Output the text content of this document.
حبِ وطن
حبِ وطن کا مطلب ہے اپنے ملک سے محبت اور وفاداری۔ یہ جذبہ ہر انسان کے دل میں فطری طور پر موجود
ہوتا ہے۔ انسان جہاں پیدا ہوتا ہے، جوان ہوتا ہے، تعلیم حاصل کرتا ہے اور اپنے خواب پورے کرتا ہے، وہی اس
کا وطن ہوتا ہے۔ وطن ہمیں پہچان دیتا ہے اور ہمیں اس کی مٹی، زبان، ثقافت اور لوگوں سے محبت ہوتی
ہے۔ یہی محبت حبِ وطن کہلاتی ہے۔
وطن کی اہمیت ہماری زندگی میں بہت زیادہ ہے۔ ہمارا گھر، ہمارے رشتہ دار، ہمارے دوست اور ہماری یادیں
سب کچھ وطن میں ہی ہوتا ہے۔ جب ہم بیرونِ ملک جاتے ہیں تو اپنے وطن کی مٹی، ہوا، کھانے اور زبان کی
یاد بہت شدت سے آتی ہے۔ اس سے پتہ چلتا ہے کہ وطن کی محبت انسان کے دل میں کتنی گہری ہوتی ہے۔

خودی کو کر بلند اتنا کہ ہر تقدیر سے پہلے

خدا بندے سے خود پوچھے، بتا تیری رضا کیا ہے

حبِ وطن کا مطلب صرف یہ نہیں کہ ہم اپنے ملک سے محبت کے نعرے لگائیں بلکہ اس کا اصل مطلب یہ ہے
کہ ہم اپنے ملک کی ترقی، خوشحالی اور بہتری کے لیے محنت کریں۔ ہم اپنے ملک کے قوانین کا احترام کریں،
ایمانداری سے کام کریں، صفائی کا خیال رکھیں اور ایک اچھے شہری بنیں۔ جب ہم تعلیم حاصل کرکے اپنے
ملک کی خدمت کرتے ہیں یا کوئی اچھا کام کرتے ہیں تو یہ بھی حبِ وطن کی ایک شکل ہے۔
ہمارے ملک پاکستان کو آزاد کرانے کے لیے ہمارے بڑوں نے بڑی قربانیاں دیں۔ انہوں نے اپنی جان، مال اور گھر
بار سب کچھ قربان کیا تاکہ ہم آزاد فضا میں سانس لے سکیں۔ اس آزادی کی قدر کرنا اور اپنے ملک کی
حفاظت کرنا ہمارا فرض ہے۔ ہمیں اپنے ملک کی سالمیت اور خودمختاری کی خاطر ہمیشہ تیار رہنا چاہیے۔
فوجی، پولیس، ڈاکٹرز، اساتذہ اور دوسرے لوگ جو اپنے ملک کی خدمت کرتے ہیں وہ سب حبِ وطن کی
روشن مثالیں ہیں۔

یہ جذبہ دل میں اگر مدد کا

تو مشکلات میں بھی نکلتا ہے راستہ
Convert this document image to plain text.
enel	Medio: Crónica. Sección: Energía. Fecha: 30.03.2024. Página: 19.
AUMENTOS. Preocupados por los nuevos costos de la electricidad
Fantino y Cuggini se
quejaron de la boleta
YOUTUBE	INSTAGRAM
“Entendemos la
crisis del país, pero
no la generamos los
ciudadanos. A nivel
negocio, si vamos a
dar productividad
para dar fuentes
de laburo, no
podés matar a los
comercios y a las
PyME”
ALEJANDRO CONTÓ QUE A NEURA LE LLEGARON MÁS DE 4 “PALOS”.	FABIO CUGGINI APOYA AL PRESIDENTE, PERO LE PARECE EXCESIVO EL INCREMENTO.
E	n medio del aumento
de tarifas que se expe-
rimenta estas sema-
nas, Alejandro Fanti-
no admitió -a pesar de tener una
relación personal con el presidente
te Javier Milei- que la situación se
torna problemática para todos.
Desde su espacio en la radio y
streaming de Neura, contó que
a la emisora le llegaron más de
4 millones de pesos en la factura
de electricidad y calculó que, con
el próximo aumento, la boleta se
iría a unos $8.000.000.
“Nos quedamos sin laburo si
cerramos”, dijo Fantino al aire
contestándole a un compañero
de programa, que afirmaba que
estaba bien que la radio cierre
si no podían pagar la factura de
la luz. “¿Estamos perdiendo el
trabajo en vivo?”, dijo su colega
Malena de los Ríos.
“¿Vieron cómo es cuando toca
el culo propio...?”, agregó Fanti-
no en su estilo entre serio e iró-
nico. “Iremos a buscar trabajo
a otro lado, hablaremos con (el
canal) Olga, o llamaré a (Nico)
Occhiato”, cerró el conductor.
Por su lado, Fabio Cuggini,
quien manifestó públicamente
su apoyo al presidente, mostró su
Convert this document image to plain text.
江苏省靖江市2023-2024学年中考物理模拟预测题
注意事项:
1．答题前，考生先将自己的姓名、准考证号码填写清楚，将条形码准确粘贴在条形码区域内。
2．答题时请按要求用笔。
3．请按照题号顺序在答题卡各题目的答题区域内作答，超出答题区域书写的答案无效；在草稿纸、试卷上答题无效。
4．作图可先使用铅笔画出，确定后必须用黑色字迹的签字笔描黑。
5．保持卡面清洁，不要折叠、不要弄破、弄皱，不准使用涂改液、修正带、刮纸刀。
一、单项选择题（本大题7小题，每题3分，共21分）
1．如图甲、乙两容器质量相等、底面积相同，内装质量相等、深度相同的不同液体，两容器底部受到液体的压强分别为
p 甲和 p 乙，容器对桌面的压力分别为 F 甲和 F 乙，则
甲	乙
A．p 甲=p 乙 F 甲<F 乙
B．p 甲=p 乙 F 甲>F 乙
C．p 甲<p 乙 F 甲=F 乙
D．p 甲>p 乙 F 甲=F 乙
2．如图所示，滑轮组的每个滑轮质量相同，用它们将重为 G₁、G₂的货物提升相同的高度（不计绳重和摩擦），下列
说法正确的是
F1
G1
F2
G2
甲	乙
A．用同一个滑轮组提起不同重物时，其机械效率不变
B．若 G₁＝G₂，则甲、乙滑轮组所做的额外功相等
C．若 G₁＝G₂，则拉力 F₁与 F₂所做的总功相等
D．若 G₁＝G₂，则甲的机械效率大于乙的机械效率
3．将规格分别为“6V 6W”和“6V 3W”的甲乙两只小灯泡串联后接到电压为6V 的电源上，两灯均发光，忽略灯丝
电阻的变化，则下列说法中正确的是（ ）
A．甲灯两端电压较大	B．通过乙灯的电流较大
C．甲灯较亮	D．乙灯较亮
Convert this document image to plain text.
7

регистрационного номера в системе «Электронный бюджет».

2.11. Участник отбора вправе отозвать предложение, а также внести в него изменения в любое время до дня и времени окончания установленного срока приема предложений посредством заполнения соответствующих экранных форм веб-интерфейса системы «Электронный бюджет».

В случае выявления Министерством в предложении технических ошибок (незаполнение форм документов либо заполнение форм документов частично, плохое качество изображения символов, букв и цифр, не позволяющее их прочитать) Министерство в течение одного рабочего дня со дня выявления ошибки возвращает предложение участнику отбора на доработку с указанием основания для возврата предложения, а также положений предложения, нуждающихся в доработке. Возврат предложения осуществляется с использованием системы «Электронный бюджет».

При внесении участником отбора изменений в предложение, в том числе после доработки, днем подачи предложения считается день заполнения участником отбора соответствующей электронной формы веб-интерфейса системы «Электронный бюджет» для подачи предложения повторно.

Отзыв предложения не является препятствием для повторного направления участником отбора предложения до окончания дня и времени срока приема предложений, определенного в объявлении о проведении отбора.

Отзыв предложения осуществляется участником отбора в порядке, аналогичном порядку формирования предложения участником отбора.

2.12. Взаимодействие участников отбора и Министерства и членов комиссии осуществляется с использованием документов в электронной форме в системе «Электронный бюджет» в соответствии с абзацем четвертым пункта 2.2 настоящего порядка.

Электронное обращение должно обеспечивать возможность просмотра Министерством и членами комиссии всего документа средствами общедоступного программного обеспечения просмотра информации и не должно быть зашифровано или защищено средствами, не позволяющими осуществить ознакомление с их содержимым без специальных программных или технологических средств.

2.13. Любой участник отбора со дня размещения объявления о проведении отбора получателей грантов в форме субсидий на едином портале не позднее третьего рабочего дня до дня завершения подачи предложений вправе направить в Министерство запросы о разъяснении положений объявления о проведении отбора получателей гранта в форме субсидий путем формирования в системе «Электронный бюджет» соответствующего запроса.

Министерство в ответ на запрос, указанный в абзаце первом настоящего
------------------------------------------------------------------------
*Requirements:*
Copy every line above in which the string "انسان" shows up.

*Result below:*
حبِ وطن کا مطلب ہے اپنے ملک سے محبت اور وفاداری۔ یہ جذبہ ہر انسان کے دل میں فطری طور پر موجود
ہوتا ہے۔ انسان جہاں پیدا ہوتا ہے، جوان ہوتا ہے، تعلیم حاصل کرتا ہے اور اپنے خواب پورے کرتا ہے، وہی اس
یاد بہت شدت سے آتی ہے۔ اس سے پتہ چلتا ہے کہ وطن کی محبت انسان کے دل میں کتنی گہری ہوتی ہے۔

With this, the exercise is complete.